** Begin Dataset **

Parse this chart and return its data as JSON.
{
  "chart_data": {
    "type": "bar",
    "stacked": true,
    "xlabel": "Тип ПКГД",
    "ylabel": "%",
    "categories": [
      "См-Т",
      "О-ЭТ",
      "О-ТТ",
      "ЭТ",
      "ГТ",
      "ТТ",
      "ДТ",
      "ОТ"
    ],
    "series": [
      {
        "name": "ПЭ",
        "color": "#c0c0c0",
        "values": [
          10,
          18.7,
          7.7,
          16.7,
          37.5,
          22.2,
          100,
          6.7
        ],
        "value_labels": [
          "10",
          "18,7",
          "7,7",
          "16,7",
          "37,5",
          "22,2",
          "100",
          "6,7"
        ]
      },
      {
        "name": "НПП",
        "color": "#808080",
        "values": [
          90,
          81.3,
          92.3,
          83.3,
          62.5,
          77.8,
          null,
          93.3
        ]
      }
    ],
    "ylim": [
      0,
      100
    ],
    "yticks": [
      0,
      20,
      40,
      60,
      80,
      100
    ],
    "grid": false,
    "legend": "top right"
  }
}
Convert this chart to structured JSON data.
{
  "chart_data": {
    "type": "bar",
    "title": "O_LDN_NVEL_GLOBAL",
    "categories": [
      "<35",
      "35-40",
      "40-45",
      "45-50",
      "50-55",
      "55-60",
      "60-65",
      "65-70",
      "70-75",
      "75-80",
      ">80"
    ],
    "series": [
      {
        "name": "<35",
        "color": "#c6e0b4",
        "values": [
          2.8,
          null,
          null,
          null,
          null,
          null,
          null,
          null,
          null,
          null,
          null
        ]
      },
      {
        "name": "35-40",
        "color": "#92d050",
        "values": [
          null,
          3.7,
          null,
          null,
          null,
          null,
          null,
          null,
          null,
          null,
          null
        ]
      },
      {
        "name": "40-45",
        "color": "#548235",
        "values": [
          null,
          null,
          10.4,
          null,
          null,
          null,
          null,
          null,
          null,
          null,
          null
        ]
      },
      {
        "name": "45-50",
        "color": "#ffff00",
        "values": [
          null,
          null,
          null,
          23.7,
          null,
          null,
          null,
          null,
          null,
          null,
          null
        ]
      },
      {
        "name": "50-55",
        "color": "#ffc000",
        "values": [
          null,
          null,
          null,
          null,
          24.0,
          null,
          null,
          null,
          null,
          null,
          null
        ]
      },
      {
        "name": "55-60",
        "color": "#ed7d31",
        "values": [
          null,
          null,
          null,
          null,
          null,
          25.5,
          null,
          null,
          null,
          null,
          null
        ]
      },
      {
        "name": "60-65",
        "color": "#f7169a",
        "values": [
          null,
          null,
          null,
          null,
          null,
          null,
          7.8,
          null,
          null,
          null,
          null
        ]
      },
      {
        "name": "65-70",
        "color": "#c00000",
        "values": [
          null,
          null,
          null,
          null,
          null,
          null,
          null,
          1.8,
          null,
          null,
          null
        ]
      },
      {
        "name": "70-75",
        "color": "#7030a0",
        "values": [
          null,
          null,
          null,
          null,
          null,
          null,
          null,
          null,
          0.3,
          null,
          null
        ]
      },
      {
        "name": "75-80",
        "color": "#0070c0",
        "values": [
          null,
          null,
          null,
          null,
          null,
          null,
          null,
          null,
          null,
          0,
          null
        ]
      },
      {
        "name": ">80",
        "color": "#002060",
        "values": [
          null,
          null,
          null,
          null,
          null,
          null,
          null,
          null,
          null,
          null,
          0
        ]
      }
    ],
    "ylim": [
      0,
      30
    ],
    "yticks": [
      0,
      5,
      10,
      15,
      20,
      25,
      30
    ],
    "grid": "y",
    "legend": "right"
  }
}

** End Dataset **

- _Exercise description_
Write out all of the records above exactly as they appear.

- _Solution to this problem_
Parse this chart and return its data as JSON.
{
  "chart_data": {
    "type": "bar",
    "stacked": true,
    "xlabel": "Тип ПКГД",
    "ylabel": "%",
    "categories": [
      "См-Т",
      "О-ЭТ",
      "О-ТТ",
      "ЭТ",
      "ГТ",
      "ТТ",
      "ДТ",
      "ОТ"
    ],
    "series": [
      {
        "name": "ПЭ",
        "color": "#c0c0c0",
        "values": [
          10,
          18.7,
          7.7,
          16.7,
          37.5,
          22.2,
          100,
          6.7
        ],
        "value_labels": [
          "10",
          "18,7",
          "7,7",
          "16,7",
          "37,5",
          "22,2",
          "100",
          "6,7"
        ]
      },
      {
        "name": "НПП",
        "color": "#808080",
        "values": [
          90,
          81.3,
          92.3,
          83.3,
          62.5,
          77.8,
          null,
          93.3
        ]
      }
    ],
    "ylim": [
      0,
      100
    ],
    "yticks": [
      0,
      20,
      40,
      60,
      80,
      100
    ],
    "grid": false,
    "legend": "top right"
  }
}
Convert this chart to structured JSON data.
{
  "chart_data": {
    "type": "bar",
    "title": "O_LDN_NVEL_GLOBAL",
    "categories": [
      "<35",
      "35-40",
      "40-45",
      "45-50",
      "50-55",
      "55-60",
      "60-65",
      "65-70",
      "70-75",
      "75-80",
      ">80"
    ],
    "series": [
      {
        "name": "<35",
        "color": "#c6e0b4",
        "values": [
          2.8,
          null,
          null,
          null,
          null,
          null,
          null,
          null,
          null,
          null,
          null
        ]
      },
      {
        "name": "35-40",
        "color": "#92d050",
        "values": [
          null,
          3.7,
          null,
          null,
          null,
          null,
          null,
          null,
          null,
          null,
          null
        ]
      },
      {
        "name": "40-45",
        "color": "#548235",
        "values": [
          null,
          null,
          10.4,
          null,
          null,
          null,
          null,
          null,
          null,
          null,
          null
        ]
      },
      {
        "name": "45-50",
        "color": "#ffff00",
        "values": [
          null,
          null,
          null,
          23.7,
          null,
          null,
          null,
          null,
          null,
          null,
          null
        ]
      },
      {
        "name": "50-55",
        "color": "#ffc000",
        "values": [
          null,
          null,
          null,
          null,
          24.0,
          null,
          null,
          null,
          null,
          null,
          null
        ]
      },
      {
        "name": "55-60",
        "color": "#ed7d31",
        "values": [
          null,
          null,
          null,
          null,
          null,
          25.5,
          null,
          null,
          null,
          null,
          null
        ]
      },
      {
        "name": "60-65",
        "color": "#f7169a",
        "values": [
          null,
          null,
          null,
          null,
          null,
          null,
          7.8,
          null,
          null,
          null,
          null
        ]
      },
      {
        "name": "65-70",
        "color": "#c00000",
        "values": [
          null,
          null,
          null,
          null,
          null,
          null,
          null,
          1.8,
          null,
          null,
          null
        ]
      },
      {
        "name": "70-75",
        "color": "#7030a0",
        "values": [
          null,
          null,
          null,
          null,
          null,
          null,
          null,
          null,
          0.3,
          null,
          null
        ]
      },
      {
        "name": "75-80",
        "color": "#0070c0",
        "values": [
          null,
          null,
          null,
          null,
          null,
          null,
          null,
          null,
          null,
          0,
          null
        ]
      },
      {
        "name": ">80",
        "color": "#002060",
        "values": [
          null,
          null,
          null,
          null,
          null,
          null,
          null,
          null,
          null,
          null,
          0
        ]
      }
    ],
    "ylim": [
      0,
      30
    ],
    "yticks": [
      0,
      5,
      10,
      15,
      20,
      25,
      30
    ],
    "grid": "y",
    "legend": "right"
  }
}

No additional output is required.